*** Data listing ***
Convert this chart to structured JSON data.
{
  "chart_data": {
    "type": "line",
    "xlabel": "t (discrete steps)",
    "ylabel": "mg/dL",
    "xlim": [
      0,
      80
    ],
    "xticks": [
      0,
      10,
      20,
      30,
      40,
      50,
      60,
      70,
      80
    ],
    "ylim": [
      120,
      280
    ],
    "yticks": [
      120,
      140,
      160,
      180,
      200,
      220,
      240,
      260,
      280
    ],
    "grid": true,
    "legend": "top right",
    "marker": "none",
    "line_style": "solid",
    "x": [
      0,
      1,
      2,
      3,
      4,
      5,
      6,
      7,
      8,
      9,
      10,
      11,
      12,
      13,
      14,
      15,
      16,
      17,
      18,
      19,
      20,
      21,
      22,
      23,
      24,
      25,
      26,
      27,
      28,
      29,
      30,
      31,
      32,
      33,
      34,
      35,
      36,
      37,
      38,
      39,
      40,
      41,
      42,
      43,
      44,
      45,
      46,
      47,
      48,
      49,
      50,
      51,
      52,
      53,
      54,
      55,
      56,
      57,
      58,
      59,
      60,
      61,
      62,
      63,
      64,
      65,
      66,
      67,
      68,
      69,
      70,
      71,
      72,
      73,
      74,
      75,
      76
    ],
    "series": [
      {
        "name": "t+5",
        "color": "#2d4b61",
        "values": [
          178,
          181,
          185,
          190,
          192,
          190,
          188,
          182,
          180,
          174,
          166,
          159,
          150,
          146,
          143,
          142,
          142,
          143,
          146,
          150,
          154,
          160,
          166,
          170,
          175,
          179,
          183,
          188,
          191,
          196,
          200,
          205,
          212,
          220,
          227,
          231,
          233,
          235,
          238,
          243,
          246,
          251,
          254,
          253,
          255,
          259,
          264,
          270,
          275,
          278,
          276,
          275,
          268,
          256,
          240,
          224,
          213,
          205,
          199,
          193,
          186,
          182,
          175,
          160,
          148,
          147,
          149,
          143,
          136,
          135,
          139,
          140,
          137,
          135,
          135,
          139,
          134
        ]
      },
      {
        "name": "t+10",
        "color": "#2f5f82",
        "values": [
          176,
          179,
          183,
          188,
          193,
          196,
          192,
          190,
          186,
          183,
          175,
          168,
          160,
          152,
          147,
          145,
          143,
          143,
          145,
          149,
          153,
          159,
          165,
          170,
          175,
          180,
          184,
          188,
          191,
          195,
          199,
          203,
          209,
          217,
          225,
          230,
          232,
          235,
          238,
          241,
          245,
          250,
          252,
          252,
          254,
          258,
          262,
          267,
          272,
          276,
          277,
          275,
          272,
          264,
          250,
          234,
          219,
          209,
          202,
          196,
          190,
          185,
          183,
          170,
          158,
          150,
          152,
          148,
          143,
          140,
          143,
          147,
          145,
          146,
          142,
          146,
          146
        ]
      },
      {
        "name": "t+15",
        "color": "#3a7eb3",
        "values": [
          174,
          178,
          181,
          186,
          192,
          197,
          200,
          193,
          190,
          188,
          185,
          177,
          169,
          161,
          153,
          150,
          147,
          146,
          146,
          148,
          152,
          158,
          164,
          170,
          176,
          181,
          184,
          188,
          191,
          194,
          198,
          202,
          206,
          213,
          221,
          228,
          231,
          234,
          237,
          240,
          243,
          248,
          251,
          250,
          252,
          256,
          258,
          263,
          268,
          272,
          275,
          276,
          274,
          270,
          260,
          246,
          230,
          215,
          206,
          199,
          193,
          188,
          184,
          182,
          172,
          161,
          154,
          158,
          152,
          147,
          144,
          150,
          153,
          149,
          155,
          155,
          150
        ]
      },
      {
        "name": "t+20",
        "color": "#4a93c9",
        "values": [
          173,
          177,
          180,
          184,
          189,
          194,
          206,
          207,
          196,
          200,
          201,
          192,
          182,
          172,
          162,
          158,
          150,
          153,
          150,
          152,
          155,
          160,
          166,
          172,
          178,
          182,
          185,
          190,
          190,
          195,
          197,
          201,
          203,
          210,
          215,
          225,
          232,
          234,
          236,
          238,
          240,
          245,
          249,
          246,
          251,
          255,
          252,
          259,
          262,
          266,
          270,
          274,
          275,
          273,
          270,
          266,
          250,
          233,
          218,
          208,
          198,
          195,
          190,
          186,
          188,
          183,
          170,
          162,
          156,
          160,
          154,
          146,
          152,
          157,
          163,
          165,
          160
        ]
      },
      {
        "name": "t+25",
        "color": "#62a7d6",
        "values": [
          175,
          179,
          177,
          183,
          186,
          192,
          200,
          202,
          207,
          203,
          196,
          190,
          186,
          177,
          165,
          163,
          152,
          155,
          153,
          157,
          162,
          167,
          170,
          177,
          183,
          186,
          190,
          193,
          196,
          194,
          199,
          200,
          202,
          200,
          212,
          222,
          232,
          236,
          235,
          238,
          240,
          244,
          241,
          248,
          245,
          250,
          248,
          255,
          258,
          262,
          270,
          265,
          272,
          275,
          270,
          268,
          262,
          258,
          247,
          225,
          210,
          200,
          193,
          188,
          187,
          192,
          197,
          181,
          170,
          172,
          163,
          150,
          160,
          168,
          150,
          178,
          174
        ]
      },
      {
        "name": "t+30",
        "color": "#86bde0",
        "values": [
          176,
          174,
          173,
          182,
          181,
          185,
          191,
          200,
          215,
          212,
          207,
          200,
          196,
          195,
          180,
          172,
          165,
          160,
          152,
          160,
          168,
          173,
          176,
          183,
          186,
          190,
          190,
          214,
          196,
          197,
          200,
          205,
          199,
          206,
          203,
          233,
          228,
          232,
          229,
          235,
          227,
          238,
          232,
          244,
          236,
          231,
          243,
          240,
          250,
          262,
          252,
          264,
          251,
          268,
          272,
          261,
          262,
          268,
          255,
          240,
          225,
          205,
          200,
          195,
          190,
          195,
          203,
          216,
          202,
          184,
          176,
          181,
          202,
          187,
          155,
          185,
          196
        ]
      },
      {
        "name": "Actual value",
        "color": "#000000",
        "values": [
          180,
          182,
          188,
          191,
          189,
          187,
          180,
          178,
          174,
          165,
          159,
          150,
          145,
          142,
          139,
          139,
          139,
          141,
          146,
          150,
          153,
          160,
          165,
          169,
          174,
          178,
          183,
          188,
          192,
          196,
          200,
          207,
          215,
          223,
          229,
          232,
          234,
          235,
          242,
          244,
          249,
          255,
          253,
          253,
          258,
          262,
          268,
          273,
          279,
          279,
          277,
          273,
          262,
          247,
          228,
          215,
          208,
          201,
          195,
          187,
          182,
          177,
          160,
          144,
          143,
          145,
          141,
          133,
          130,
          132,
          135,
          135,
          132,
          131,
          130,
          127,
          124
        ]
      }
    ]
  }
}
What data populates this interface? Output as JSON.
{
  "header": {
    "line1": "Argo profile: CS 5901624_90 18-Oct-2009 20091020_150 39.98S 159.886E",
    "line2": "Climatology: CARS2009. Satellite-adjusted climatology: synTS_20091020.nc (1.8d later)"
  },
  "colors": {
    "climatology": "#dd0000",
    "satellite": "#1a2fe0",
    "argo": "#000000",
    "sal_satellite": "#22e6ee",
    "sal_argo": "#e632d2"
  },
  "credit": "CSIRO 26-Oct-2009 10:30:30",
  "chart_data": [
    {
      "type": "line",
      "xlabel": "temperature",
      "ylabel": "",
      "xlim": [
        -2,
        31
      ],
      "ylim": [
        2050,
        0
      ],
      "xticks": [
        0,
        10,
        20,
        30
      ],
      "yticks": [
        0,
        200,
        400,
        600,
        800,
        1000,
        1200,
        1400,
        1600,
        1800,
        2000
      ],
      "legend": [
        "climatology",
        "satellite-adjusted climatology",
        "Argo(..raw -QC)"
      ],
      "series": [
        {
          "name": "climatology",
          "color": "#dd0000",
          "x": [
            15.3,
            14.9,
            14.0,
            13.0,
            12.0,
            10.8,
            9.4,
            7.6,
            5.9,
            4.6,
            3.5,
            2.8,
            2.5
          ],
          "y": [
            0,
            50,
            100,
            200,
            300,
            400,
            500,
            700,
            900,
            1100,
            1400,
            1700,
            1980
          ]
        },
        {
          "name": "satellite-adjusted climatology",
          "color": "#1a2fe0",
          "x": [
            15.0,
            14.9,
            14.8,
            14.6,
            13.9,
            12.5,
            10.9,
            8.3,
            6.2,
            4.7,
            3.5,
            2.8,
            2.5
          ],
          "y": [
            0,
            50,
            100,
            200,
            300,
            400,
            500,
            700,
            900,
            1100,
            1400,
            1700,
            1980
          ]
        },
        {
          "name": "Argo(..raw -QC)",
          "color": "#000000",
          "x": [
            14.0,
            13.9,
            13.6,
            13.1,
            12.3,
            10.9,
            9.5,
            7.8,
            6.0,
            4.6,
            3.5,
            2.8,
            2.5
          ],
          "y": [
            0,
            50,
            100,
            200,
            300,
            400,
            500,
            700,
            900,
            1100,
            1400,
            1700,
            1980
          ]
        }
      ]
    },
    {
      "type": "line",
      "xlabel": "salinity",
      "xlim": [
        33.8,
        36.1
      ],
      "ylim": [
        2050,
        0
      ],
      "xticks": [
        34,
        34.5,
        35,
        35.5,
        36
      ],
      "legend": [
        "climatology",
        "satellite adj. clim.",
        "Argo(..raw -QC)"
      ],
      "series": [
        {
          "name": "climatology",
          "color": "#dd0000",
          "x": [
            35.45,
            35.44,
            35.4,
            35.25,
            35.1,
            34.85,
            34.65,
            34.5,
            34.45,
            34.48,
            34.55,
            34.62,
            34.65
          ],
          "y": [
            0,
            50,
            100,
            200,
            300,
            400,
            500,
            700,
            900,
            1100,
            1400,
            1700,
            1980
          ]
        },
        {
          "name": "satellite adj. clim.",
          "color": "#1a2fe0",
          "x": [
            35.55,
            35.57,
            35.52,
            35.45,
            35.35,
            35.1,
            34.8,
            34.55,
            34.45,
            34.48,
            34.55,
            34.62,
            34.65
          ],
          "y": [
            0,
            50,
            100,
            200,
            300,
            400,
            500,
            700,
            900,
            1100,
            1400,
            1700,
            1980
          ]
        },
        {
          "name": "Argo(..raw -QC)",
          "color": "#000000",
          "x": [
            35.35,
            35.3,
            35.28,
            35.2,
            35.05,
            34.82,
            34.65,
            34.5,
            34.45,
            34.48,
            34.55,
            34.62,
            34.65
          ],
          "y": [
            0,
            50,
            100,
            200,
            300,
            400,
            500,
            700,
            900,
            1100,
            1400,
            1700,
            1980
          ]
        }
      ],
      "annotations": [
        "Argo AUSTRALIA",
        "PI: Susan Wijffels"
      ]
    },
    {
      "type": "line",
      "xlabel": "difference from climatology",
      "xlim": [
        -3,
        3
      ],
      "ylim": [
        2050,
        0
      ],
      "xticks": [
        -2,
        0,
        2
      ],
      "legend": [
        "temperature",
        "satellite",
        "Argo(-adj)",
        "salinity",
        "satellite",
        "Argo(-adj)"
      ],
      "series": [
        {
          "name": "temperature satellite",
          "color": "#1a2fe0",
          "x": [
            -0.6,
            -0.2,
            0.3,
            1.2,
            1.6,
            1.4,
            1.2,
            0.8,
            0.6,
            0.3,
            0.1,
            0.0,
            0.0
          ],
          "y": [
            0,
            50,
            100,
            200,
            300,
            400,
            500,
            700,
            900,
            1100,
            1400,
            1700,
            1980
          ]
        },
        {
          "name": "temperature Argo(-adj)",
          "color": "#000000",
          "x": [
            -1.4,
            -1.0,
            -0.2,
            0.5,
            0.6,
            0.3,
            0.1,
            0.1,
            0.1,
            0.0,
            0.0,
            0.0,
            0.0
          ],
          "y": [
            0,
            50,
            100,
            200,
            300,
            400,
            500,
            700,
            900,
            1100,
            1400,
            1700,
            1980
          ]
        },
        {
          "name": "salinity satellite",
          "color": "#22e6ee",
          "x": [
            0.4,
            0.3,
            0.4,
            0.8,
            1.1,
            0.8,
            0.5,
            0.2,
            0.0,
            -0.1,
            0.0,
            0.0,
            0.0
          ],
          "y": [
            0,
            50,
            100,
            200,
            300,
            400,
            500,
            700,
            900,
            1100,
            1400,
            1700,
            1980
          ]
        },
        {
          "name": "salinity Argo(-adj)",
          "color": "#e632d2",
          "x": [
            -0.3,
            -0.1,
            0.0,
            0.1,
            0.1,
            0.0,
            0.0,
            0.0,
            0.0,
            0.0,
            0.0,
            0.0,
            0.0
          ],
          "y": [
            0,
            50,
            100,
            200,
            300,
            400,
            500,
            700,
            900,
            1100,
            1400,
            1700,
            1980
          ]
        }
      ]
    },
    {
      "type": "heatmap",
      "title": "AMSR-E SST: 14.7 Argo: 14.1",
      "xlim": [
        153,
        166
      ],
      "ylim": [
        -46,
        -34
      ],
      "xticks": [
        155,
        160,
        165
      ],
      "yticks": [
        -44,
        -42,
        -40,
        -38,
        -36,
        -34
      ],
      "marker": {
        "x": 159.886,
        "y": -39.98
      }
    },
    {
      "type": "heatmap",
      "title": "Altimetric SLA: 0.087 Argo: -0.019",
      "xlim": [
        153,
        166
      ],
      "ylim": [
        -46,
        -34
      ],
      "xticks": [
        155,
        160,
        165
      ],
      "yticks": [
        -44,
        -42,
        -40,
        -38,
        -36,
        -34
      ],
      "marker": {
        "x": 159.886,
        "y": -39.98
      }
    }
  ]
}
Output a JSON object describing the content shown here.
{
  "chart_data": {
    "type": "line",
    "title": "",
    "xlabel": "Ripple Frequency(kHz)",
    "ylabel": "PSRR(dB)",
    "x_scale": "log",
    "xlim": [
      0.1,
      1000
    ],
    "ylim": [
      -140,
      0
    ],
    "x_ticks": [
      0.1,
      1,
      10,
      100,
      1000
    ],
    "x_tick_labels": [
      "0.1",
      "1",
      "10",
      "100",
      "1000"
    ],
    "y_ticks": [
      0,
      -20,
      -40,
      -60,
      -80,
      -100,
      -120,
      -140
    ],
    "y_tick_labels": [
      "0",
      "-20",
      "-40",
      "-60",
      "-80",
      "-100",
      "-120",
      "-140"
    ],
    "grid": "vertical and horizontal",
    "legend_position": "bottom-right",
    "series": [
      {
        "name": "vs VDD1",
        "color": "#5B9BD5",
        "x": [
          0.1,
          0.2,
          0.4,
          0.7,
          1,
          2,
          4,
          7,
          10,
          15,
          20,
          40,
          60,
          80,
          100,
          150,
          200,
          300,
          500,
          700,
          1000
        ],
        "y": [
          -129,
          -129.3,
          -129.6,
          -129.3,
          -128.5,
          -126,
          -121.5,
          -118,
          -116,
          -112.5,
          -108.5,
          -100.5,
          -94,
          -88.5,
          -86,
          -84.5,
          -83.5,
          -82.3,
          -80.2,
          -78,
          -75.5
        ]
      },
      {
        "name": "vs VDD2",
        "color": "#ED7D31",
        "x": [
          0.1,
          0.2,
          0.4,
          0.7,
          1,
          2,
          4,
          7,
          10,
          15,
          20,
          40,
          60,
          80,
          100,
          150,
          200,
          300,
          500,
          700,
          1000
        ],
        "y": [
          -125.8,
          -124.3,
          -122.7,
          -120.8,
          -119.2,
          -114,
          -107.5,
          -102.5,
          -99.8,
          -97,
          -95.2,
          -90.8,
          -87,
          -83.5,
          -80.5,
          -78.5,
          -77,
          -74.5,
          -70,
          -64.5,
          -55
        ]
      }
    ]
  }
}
***
Task details »
Look for lines containing the string "right" and copy them all.

Response for this exercise »
    "legend": "top right",
    "legend_position": "bottom-right",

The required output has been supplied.